AIM OF THE EXERCISE: Reproduce every entry exactly as shown.

---- SUPPLIED RECORDS

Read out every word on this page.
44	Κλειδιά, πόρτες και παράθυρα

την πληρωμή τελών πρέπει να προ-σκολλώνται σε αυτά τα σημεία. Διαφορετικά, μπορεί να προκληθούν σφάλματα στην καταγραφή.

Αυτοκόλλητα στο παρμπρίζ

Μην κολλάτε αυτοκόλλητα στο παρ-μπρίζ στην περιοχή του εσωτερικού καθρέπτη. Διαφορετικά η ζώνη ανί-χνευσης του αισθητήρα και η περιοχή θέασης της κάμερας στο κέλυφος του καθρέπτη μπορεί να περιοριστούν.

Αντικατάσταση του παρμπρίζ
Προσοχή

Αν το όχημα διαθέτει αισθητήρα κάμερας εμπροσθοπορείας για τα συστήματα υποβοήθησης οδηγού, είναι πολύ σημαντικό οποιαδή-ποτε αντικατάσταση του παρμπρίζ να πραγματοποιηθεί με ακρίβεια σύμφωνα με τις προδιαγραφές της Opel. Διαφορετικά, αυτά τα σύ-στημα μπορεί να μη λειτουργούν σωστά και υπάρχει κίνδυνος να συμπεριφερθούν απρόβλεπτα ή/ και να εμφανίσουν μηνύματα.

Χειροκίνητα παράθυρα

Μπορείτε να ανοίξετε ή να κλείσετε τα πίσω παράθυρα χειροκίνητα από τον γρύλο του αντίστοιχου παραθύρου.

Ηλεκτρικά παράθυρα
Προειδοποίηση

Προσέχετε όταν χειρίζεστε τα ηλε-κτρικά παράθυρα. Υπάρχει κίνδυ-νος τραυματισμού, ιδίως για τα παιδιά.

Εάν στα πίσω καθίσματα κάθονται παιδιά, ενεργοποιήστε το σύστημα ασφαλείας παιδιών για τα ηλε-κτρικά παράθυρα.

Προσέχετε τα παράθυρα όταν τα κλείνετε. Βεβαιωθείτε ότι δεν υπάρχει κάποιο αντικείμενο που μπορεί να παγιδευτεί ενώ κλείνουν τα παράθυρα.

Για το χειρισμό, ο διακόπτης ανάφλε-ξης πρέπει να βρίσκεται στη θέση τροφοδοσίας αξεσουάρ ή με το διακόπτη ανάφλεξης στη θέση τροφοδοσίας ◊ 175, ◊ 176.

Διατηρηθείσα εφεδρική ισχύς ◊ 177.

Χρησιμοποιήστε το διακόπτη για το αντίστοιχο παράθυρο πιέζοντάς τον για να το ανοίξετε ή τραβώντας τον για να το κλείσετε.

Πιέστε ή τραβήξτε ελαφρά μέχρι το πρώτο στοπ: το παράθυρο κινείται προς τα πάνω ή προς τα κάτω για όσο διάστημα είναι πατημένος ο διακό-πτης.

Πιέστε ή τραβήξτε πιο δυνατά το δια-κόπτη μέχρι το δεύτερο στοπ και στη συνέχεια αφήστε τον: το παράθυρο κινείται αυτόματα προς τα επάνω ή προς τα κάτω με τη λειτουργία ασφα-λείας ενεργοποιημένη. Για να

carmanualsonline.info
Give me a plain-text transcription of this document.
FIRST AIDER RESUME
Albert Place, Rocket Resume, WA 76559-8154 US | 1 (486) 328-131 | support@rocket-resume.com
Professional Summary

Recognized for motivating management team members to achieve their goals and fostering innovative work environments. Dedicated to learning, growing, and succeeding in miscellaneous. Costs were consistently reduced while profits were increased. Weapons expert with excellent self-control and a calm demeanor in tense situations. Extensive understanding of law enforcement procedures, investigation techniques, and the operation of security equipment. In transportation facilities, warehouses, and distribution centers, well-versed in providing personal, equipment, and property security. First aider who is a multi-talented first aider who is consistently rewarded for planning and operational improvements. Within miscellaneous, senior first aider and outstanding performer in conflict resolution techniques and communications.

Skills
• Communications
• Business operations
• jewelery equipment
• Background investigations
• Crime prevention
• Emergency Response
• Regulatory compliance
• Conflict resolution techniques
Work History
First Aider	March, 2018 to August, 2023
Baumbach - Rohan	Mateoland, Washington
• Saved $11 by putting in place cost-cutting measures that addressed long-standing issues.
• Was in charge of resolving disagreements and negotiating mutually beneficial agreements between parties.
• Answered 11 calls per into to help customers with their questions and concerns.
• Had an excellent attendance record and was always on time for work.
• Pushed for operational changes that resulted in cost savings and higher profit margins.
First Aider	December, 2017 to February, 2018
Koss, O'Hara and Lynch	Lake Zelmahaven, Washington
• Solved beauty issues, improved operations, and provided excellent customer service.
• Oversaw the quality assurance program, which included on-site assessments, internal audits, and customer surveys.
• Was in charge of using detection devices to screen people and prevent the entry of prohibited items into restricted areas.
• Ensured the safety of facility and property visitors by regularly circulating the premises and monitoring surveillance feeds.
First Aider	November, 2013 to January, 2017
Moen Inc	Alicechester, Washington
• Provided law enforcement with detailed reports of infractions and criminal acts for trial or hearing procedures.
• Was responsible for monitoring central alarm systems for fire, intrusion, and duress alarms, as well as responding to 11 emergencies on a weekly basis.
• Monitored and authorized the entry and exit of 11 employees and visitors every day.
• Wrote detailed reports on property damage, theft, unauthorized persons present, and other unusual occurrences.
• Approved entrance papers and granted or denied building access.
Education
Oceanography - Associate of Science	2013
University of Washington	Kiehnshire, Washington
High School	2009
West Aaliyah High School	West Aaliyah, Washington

--------

THE OUTPUT:
Read out every word on this page.
44	Κλειδιά, πόρτες και παράθυρα

την πληρωμή τελών πρέπει να προ-σκολλώνται σε αυτά τα σημεία. Διαφορετικά, μπορεί να προκληθούν σφάλματα στην καταγραφή.

Αυτοκόλλητα στο παρμπρίζ

Μην κολλάτε αυτοκόλλητα στο παρ-μπρίζ στην περιοχή του εσωτερικού καθρέπτη. Διαφορετικά η ζώνη ανί-χνευσης του αισθητήρα και η περιοχή θέασης της κάμερας στο κέλυφος του καθρέπτη μπορεί να περιοριστούν.

Αντικατάσταση του παρμπρίζ
Προσοχή

Αν το όχημα διαθέτει αισθητήρα κάμερας εμπροσθοπορείας για τα συστήματα υποβοήθησης οδηγού, είναι πολύ σημαντικό οποιαδή-ποτε αντικατάσταση του παρμπρίζ να πραγματοποιηθεί με ακρίβεια σύμφωνα με τις προδιαγραφές της Opel. Διαφορετικά, αυτά τα σύ-στημα μπορεί να μη λειτουργούν σωστά και υπάρχει κίνδυνος να συμπεριφερθούν απρόβλεπτα ή/ και να εμφανίσουν μηνύματα.

Χειροκίνητα παράθυρα

Μπορείτε να ανοίξετε ή να κλείσετε τα πίσω παράθυρα χειροκίνητα από τον γρύλο του αντίστοιχου παραθύρου.

Ηλεκτρικά παράθυρα
Προειδοποίηση

Προσέχετε όταν χειρίζεστε τα ηλε-κτρικά παράθυρα. Υπάρχει κίνδυ-νος τραυματισμού, ιδίως για τα παιδιά.

Εάν στα πίσω καθίσματα κάθονται παιδιά, ενεργοποιήστε το σύστημα ασφαλείας παιδιών για τα ηλε-κτρικά παράθυρα.

Προσέχετε τα παράθυρα όταν τα κλείνετε. Βεβαιωθείτε ότι δεν υπάρχει κάποιο αντικείμενο που μπορεί να παγιδευτεί ενώ κλείνουν τα παράθυρα.

Για το χειρισμό, ο διακόπτης ανάφλε-ξης πρέπει να βρίσκεται στη θέση τροφοδοσίας αξεσουάρ ή με το διακόπτη ανάφλεξης στη θέση τροφοδοσίας ◊ 175, ◊ 176.

Διατηρηθείσα εφεδρική ισχύς ◊ 177.

Χρησιμοποιήστε το διακόπτη για το αντίστοιχο παράθυρο πιέζοντάς τον για να το ανοίξετε ή τραβώντας τον για να το κλείσετε.

Πιέστε ή τραβήξτε ελαφρά μέχρι το πρώτο στοπ: το παράθυρο κινείται προς τα πάνω ή προς τα κάτω για όσο διάστημα είναι πατημένος ο διακό-πτης.

Πιέστε ή τραβήξτε πιο δυνατά το δια-κόπτη μέχρι το δεύτερο στοπ και στη συνέχεια αφήστε τον: το παράθυρο κινείται αυτόματα προς τα επάνω ή προς τα κάτω με τη λειτουργία ασφα-λείας ενεργοποιημένη. Για να

carmanualsonline.info
Give me a plain-text transcription of this document.
FIRST AIDER RESUME
Albert Place, Rocket Resume, WA 76559-8154 US | 1 (486) 328-131 | support@rocket-resume.com
Professional Summary

Recognized for motivating management team members to achieve their goals and fostering innovative work environments. Dedicated to learning, growing, and succeeding in miscellaneous. Costs were consistently reduced while profits were increased. Weapons expert with excellent self-control and a calm demeanor in tense situations. Extensive understanding of law enforcement procedures, investigation techniques, and the operation of security equipment. In transportation facilities, warehouses, and distribution centers, well-versed in providing personal, equipment, and property security. First aider who is a multi-talented first aider who is consistently rewarded for planning and operational improvements. Within miscellaneous, senior first aider and outstanding performer in conflict resolution techniques and communications.

Skills
• Communications
• Business operations
• jewelery equipment
• Background investigations
• Crime prevention
• Emergency Response
• Regulatory compliance
• Conflict resolution techniques
Work History
First Aider	March, 2018 to August, 2023
Baumbach - Rohan	Mateoland, Washington
• Saved $11 by putting in place cost-cutting measures that addressed long-standing issues.
• Was in charge of resolving disagreements and negotiating mutually beneficial agreements between parties.
• Answered 11 calls per into to help customers with their questions and concerns.
• Had an excellent attendance record and was always on time for work.
• Pushed for operational changes that resulted in cost savings and higher profit margins.
First Aider	December, 2017 to February, 2018
Koss, O'Hara and Lynch	Lake Zelmahaven, Washington
• Solved beauty issues, improved operations, and provided excellent customer service.
• Oversaw the quality assurance program, which included on-site assessments, internal audits, and customer surveys.
• Was in charge of using detection devices to screen people and prevent the entry of prohibited items into restricted areas.
• Ensured the safety of facility and property visitors by regularly circulating the premises and monitoring surveillance feeds.
First Aider	November, 2013 to January, 2017
Moen Inc	Alicechester, Washington
• Provided law enforcement with detailed reports of infractions and criminal acts for trial or hearing procedures.
• Was responsible for monitoring central alarm systems for fire, intrusion, and duress alarms, as well as responding to 11 emergencies on a weekly basis.
• Monitored and authorized the entry and exit of 11 employees and visitors every day.
• Wrote detailed reports on property damage, theft, unauthorized persons present, and other unusual occurrences.
• Approved entrance papers and granted or denied building access.
Education
Oceanography - Associate of Science	2013
University of Washington	Kiehnshire, Washington
High School	2009
West Aaliyah High School	West Aaliyah, Washington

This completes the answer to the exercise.